* BEGIN Task inputs *

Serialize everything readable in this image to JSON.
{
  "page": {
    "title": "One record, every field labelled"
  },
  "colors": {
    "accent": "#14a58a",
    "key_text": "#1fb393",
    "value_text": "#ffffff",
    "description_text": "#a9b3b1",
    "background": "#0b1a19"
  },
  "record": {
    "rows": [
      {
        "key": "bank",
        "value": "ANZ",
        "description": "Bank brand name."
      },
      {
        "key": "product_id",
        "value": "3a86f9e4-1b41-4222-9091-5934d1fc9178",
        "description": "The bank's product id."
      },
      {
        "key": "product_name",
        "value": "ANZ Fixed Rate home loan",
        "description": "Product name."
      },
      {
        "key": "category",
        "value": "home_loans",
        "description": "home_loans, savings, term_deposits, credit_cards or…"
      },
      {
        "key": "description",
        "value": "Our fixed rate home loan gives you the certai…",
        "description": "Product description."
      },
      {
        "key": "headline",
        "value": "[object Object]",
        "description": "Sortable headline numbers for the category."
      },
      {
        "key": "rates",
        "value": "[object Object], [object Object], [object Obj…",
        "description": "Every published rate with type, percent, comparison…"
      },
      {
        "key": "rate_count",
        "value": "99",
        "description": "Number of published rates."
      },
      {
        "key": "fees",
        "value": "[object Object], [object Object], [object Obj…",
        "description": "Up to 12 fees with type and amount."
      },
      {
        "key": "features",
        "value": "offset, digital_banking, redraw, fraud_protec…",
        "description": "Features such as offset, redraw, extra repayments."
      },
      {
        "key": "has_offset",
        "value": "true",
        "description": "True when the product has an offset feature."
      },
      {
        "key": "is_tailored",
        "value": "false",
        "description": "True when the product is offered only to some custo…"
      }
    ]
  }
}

* END Task inputs *

» Task objective: Look for lines containing the string "fees" and copy them all.

» Task response:
        "key": "fees",
        "description": "Up to 12 fees with type and amount."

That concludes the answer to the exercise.